Item position rows:
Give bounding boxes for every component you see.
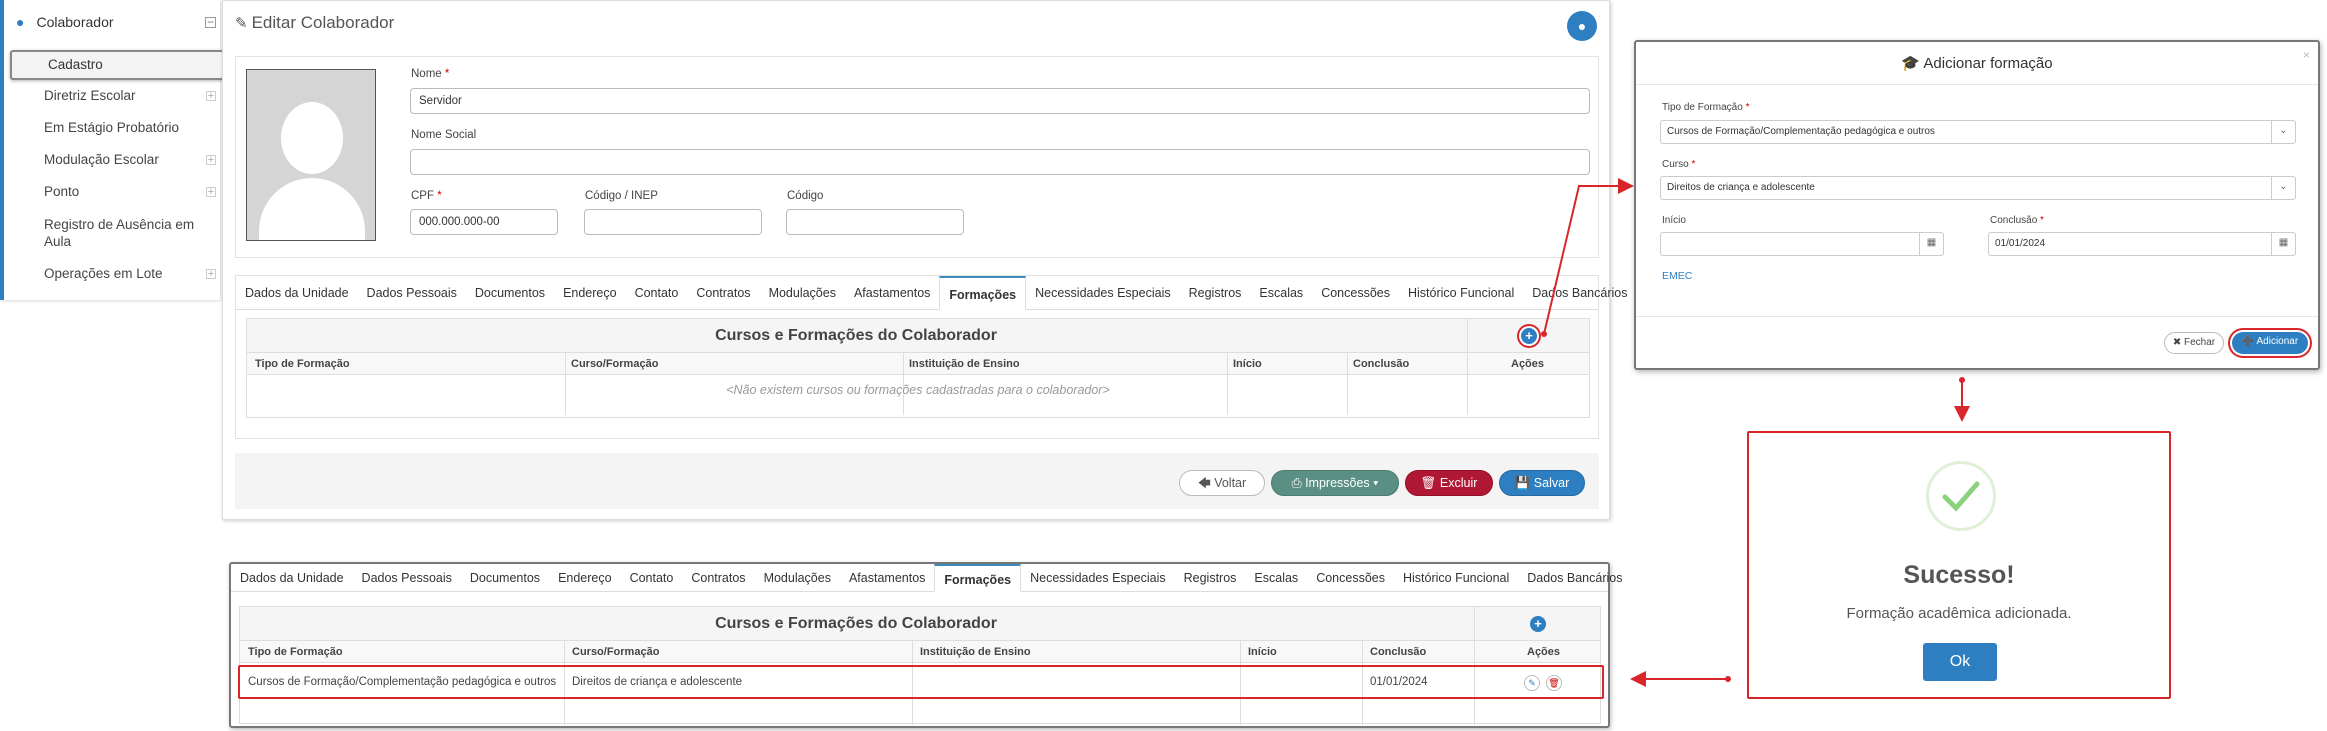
adicionar-button[interactable]: ➕ Adicionar — [2232, 332, 2308, 354]
emec-link[interactable]: EMEC — [1662, 270, 1692, 282]
column-header: Tipo de Formação — [248, 646, 343, 658]
tab-modulações[interactable]: Modulações — [755, 564, 840, 592]
adicionar-formacao-modal: 🎓 Adicionar formação × Tipo de Formação … — [1634, 40, 2320, 370]
tab-bar: Dados da Unidade Dados Pessoais Documentos… — [231, 564, 1622, 592]
ok-button[interactable]: Ok — [1923, 643, 1997, 681]
column-header: Curso/Formação — [572, 646, 660, 658]
tab-documentos[interactable]: Documentos — [461, 564, 549, 592]
chevron-down-icon: ⌄ — [2271, 121, 2295, 143]
tab-formações[interactable]: Formações — [934, 564, 1022, 592]
column-header: Início — [1248, 646, 1277, 658]
tab-dados-da-unidade[interactable]: Dados da Unidade — [231, 564, 353, 592]
modal-title: 🎓 Adicionar formação — [1901, 55, 2053, 72]
grid-header: Cursos e Formações do Colaborador + — [240, 607, 1600, 641]
cell-tipo: Cursos de Formação/Complementação pedagó… — [248, 676, 557, 688]
formacoes-grid-result: Cursos e Formações do Colaborador + Tipo… — [238, 606, 1604, 725]
tab-contratos[interactable]: Contratos — [682, 564, 754, 592]
curso-select[interactable]: Direitos de criança e adolescente ⌄ — [1660, 176, 2296, 200]
column-header: Instituição de Ensino — [920, 646, 1031, 658]
cell-curso: Direitos de criança e adolescente — [572, 676, 743, 688]
grid-add-cell: + — [1474, 607, 1600, 641]
arrow-dot — [1725, 676, 1731, 682]
tab-histórico-funcional[interactable]: Histórico Funcional — [1394, 564, 1518, 592]
tab-dados-pessoais[interactable]: Dados Pessoais — [353, 564, 461, 592]
tab-concessões[interactable]: Concessões — [1307, 564, 1394, 592]
tab-contato[interactable]: Contato — [621, 564, 683, 592]
cell-conclusao: 01/01/2024 — [1370, 676, 1428, 688]
arrow-to-modal — [1543, 178, 1634, 335]
delete-row-icon[interactable]: 🗑 — [1546, 675, 1562, 691]
tab-registros[interactable]: Registros — [1175, 564, 1246, 592]
column-header: Conclusão — [1370, 646, 1427, 658]
tab-necessidades-especiais[interactable]: Necessidades Especiais — [1021, 564, 1175, 592]
chevron-down-icon: ⌄ — [2271, 177, 2295, 199]
result-panel: Dados da Unidade Dados Pessoais Documentos… — [229, 562, 1622, 728]
add-formacao-button[interactable]: + — [1530, 616, 1546, 632]
grid-title: Cursos e Formações do Colaborador — [715, 615, 997, 632]
modal-divider — [1636, 84, 2318, 85]
success-check-icon — [1926, 461, 1996, 531]
tab-dados-bancários[interactable]: Dados Bancários — [1518, 564, 1631, 592]
arrow-dot — [1959, 377, 1965, 383]
tab-afastamentos[interactable]: Afastamentos — [840, 564, 934, 592]
conclusao-date-input[interactable]: 01/01/2024 ▦ — [1988, 232, 2296, 256]
tipo-formacao-select[interactable]: Cursos de Formação/Complementação pedagó… — [1660, 120, 2296, 144]
tipo-formacao-label: Tipo de Formação * — [1662, 102, 1750, 113]
inicio-label: Início — [1662, 215, 1686, 226]
table-row[interactable]: Cursos de Formação/Complementação pedagó… — [238, 665, 1604, 699]
tab-endereço[interactable]: Endereço — [549, 564, 621, 592]
success-dialog: Sucesso! Formação acadêmica adicionada. … — [1747, 431, 2171, 699]
conclusao-label: Conclusão * — [1990, 215, 2044, 226]
column-header: Ações — [1527, 646, 1561, 658]
modal-footer-divider — [1636, 316, 2318, 317]
inicio-date-input[interactable]: ▦ — [1660, 232, 1944, 256]
fechar-button[interactable]: ✖ Fechar — [2164, 332, 2224, 354]
calendar-icon[interactable]: ▦ — [1919, 233, 1943, 255]
grid-columns: Tipo de Formação Curso/Formação Instituiçã… — [240, 641, 1600, 725]
curso-label: Curso * — [1662, 159, 1696, 170]
edit-row-icon[interactable]: ✎ — [1524, 675, 1540, 691]
success-title: Sucesso! — [1903, 561, 2015, 589]
success-message: Formação acadêmica adicionada. — [1846, 605, 2072, 622]
modal-close-icon[interactable]: × — [2303, 48, 2310, 62]
calendar-icon[interactable]: ▦ — [2271, 233, 2295, 255]
tab-escalas[interactable]: Escalas — [1245, 564, 1307, 592]
arrow-dot — [1541, 331, 1547, 337]
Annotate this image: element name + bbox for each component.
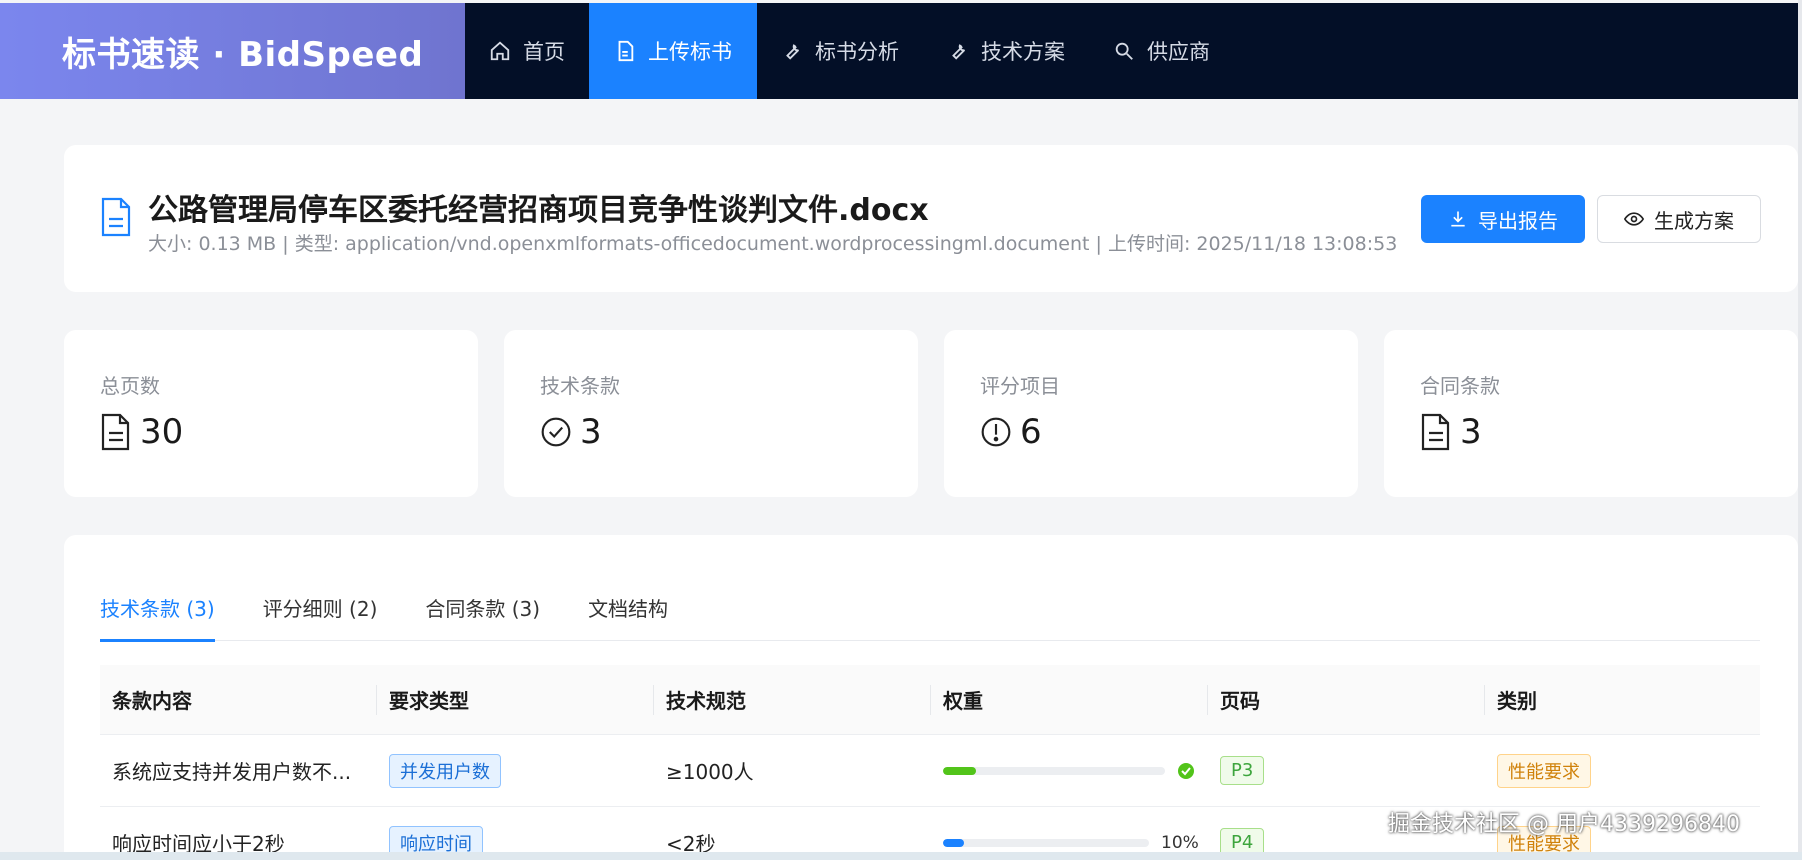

» Requirements
Rewrite all of the rows above with "column-header" substituted by "table-header" everywhere it occurs, changing nothing else, and leave out the pictures.

» Full response
Give bounding boxes for every component you see.
adicionar-button[interactable]: ➕ Adicionar — [2232, 332, 2308, 354]
emec-link[interactable]: EMEC — [1662, 270, 1692, 282]
table-header: Tipo de Formação — [248, 646, 343, 658]
tab-modulações[interactable]: Modulações — [755, 564, 840, 592]
adicionar-formacao-modal: 🎓 Adicionar formação × Tipo de Formação … — [1634, 40, 2320, 370]
tab-bar: Dados da Unidade Dados Pessoais Documentos… — [231, 564, 1622, 592]
ok-button[interactable]: Ok — [1923, 643, 1997, 681]
table-header: Curso/Formação — [572, 646, 660, 658]
tab-documentos[interactable]: Documentos — [461, 564, 549, 592]
chevron-down-icon: ⌄ — [2271, 121, 2295, 143]
tab-formações[interactable]: Formações — [934, 564, 1022, 592]
table-header: Início — [1248, 646, 1277, 658]
tab-dados-da-unidade[interactable]: Dados da Unidade — [231, 564, 353, 592]
modal-title: 🎓 Adicionar formação — [1901, 55, 2053, 72]
grid-header: Cursos e Formações do Colaborador + — [240, 607, 1600, 641]
cell-tipo: Cursos de Formação/Complementação pedagó… — [248, 676, 557, 688]
formacoes-grid-result: Cursos e Formações do Colaborador + Tipo… — [238, 606, 1604, 725]
tab-contratos[interactable]: Contratos — [682, 564, 754, 592]
curso-select[interactable]: Direitos de criança e adolescente ⌄ — [1660, 176, 2296, 200]
table-header: Instituição de Ensino — [920, 646, 1031, 658]
cell-curso: Direitos de criança e adolescente — [572, 676, 743, 688]
grid-add-cell: + — [1474, 607, 1600, 641]
arrow-dot — [1725, 676, 1731, 682]
tab-histórico-funcional[interactable]: Histórico Funcional — [1394, 564, 1518, 592]
tab-dados-pessoais[interactable]: Dados Pessoais — [353, 564, 461, 592]
tab-concessões[interactable]: Concessões — [1307, 564, 1394, 592]
tab-contato[interactable]: Contato — [621, 564, 683, 592]
cell-conclusao: 01/01/2024 — [1370, 676, 1428, 688]
arrow-to-modal — [1543, 178, 1634, 335]
delete-row-icon[interactable]: 🗑 — [1546, 675, 1562, 691]
tab-registros[interactable]: Registros — [1175, 564, 1246, 592]
table-header: Conclusão — [1370, 646, 1427, 658]
tab-necessidades-especiais[interactable]: Necessidades Especiais — [1021, 564, 1175, 592]
chevron-down-icon: ⌄ — [2271, 177, 2295, 199]
result-panel: Dados da Unidade Dados Pessoais Documentos… — [229, 562, 1622, 728]
add-formacao-button[interactable]: + — [1530, 616, 1546, 632]
grid-title: Cursos e Formações do Colaborador — [715, 615, 997, 632]
modal-divider — [1636, 84, 2318, 85]
success-check-icon — [1926, 461, 1996, 531]
tab-dados-bancários[interactable]: Dados Bancários — [1518, 564, 1631, 592]
arrow-dot — [1959, 377, 1965, 383]
tab-afastamentos[interactable]: Afastamentos — [840, 564, 934, 592]
conclusao-date-input[interactable]: 01/01/2024 ▦ — [1988, 232, 2296, 256]
tipo-formacao-select[interactable]: Cursos de Formação/Complementação pedagó… — [1660, 120, 2296, 144]
tipo-formacao-label: Tipo de Formação * — [1662, 102, 1750, 113]
inicio-label: Início — [1662, 215, 1686, 226]
table-row[interactable]: Cursos de Formação/Complementação pedagó… — [238, 665, 1604, 699]
tab-endereço[interactable]: Endereço — [549, 564, 621, 592]
success-dialog: Sucesso! Formação acadêmica adicionada. … — [1747, 431, 2171, 699]
conclusao-label: Conclusão * — [1990, 215, 2044, 226]
table-header: Ações — [1527, 646, 1561, 658]
modal-footer-divider — [1636, 316, 2318, 317]
inicio-date-input[interactable]: ▦ — [1660, 232, 1944, 256]
fechar-button[interactable]: ✖ Fechar — [2164, 332, 2224, 354]
calendar-icon[interactable]: ▦ — [1919, 233, 1943, 255]
grid-columns: Tipo de Formação Curso/Formação Instituiçã… — [240, 641, 1600, 725]
curso-label: Curso * — [1662, 159, 1696, 170]
edit-row-icon[interactable]: ✎ — [1524, 675, 1540, 691]
success-title: Sucesso! — [1903, 561, 2015, 589]
success-message: Formação acadêmica adicionada. — [1846, 605, 2072, 622]
modal-close-icon[interactable]: × — [2303, 48, 2310, 62]
calendar-icon[interactable]: ▦ — [2271, 233, 2295, 255]
tab-escalas[interactable]: Escalas — [1245, 564, 1307, 592]
arrow-dot — [1541, 331, 1547, 337]
Annotate this image: element name + bbox for each component.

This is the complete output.